--- BEGIN ---

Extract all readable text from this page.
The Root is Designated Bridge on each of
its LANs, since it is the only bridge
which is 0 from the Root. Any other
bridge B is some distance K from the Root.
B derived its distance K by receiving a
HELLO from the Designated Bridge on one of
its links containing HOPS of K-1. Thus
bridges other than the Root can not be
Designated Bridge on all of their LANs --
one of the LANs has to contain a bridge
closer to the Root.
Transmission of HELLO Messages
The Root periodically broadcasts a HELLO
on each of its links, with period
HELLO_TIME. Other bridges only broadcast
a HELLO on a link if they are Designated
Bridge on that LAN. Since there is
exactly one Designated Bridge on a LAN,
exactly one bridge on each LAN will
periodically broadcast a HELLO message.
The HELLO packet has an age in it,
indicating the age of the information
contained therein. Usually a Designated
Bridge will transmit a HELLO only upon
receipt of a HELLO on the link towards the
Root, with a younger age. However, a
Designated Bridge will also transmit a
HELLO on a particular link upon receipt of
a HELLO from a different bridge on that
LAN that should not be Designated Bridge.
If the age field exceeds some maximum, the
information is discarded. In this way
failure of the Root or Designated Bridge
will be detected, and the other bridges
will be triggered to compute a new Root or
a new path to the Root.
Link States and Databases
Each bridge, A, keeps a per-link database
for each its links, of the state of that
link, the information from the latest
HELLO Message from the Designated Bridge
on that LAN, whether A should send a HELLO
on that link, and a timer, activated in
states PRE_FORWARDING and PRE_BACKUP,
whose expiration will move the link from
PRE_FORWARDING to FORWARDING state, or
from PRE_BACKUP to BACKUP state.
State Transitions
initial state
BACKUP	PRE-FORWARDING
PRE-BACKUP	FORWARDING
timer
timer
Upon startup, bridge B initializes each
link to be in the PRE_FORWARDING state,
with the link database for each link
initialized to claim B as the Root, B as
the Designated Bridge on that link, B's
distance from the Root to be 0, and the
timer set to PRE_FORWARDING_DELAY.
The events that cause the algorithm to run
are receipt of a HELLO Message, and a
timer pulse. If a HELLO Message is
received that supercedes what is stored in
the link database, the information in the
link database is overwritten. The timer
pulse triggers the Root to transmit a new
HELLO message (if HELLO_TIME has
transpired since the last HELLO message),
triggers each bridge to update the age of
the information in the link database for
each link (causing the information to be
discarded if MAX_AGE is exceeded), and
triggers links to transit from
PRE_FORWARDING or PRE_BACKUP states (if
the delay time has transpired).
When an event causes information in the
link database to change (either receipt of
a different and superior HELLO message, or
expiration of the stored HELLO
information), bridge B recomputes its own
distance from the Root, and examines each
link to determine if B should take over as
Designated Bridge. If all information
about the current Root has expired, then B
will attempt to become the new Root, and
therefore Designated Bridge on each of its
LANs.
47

--- END ---
--- BEGIN ---

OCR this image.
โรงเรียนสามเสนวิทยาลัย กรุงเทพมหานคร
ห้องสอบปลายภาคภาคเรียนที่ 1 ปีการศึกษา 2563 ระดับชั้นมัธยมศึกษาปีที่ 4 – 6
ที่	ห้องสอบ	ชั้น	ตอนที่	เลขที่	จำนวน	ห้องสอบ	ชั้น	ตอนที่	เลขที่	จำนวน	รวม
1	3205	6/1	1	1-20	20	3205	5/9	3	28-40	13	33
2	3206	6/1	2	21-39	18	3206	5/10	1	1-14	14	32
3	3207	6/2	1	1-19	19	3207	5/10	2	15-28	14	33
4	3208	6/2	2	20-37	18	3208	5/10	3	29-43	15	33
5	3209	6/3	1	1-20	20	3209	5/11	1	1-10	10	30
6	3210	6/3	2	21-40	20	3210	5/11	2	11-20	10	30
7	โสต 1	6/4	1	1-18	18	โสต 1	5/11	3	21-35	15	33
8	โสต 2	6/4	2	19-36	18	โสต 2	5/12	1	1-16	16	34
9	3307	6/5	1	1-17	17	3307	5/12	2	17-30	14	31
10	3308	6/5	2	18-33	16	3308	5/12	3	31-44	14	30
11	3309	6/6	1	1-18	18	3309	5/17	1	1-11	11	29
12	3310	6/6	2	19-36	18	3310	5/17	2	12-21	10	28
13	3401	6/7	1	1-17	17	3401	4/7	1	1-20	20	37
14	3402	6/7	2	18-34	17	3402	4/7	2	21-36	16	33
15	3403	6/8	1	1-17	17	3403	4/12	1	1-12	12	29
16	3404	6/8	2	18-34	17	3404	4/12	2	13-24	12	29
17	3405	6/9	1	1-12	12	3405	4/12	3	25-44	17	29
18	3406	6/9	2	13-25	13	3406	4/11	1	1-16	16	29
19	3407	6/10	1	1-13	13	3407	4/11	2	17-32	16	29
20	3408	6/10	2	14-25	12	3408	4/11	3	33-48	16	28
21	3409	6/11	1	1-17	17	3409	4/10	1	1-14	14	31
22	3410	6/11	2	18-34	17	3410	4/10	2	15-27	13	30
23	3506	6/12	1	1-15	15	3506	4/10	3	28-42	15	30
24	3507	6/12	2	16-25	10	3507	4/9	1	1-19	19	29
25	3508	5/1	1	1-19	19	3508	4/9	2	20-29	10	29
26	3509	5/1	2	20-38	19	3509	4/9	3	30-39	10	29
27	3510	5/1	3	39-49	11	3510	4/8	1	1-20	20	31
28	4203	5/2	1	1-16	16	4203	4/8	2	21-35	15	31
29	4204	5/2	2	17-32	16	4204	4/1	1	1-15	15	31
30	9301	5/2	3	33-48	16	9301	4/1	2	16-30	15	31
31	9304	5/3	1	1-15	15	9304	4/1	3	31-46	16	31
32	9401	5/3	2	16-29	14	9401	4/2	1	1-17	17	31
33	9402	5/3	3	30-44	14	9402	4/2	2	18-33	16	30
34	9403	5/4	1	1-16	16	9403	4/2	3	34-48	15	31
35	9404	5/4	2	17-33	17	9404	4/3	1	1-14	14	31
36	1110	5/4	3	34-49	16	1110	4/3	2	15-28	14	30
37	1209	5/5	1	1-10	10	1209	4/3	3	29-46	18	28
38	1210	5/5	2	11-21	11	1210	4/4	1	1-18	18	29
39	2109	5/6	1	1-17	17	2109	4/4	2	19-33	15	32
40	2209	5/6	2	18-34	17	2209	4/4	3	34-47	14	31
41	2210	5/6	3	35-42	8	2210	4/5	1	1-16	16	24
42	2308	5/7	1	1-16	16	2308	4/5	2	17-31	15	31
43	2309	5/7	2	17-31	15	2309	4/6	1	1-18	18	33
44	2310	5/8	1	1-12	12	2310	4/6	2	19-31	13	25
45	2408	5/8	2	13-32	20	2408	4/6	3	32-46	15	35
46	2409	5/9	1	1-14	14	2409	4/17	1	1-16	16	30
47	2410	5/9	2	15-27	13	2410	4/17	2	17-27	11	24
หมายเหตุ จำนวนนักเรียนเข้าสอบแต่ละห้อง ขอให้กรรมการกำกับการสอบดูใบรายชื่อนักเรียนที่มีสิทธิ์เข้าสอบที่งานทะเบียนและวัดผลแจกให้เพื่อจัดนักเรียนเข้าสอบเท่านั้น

--- END ---

__Exercise objective__: Pull out every line in the data above that has the word "different".

__Exercise output__:
a HELLO from a different bridge on that
a different and superior HELLO message, or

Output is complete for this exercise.